▸ WORK INSTRUCTIONS:
Scan the records for the word "Difference". Copy each line that includes it.
start RECORDS
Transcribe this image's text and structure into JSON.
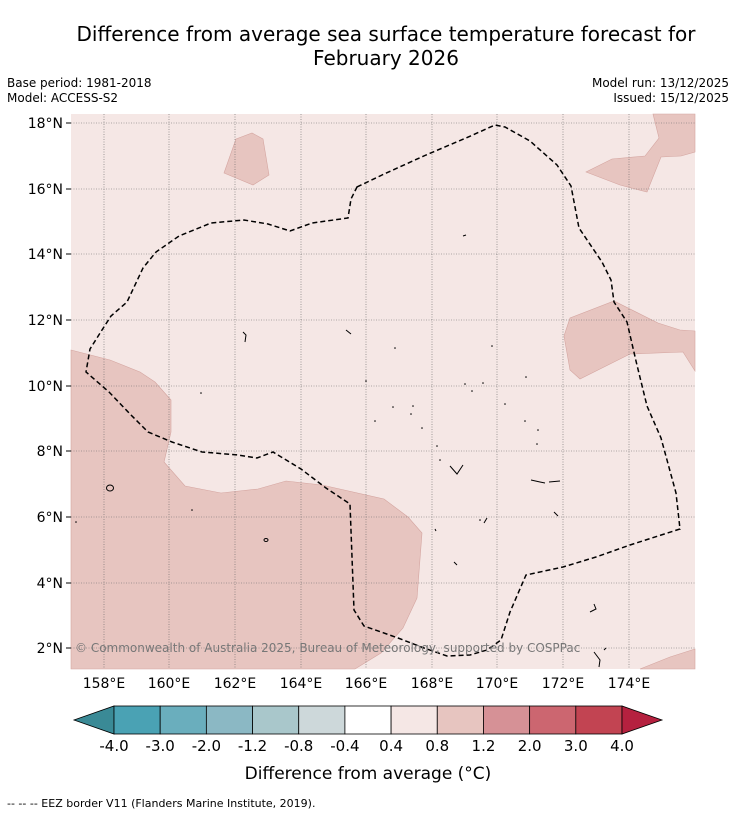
{
  "title_line1": "Difference from average sea surface temperature forecast for",
  "title_line2": "February 2026",
  "base_period": "Base period: 1981-2018",
  "model": "Model: ACCESS-S2",
  "model_run": "Model run: 13/12/2025",
  "issued": "Issued: 15/12/2025",
  "copyright": "© Commonwealth of Australia 2025, Bureau of Meteorology, supported by COSPPac",
  "lat_ticks": [
    "18°N",
    "16°N",
    "14°N",
    "12°N",
    "10°N",
    "8°N",
    "6°N",
    "4°N",
    "2°N"
  ],
  "lon_ticks": [
    "158°E",
    "160°E",
    "162°E",
    "164°E",
    "166°E",
    "168°E",
    "170°E",
    "172°E",
    "174°E"
  ],
  "colorbar": {
    "title": "Difference from average (°C)",
    "labels": [
      "-4.0",
      "-3.0",
      "-2.0",
      "-1.2",
      "-0.8",
      "-0.4",
      "0.4",
      "0.8",
      "1.2",
      "2.0",
      "3.0",
      "4.0"
    ],
    "colors": [
      "#3a8a96",
      "#4aa2b4",
      "#6aaebd",
      "#8bb8c4",
      "#a9c7cb",
      "#cdd8da",
      "#ffffff",
      "#f5e7e5",
      "#e7c5c0",
      "#d69196",
      "#cc6670",
      "#c24452",
      "#b5213f"
    ]
  },
  "map_colors": {
    "background": "#f5e7e5",
    "warm": "#e7c5c0"
  },
  "footnote": "--  --  -- EEZ border V11 (Flanders Marine Institute, 2019)."
}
end RECORDS
▸ RESULT OF THIS EXERCISE:
  "title_line1": "Difference from average sea surface temperature forecast for",
    "title": "Difference from average (°C)",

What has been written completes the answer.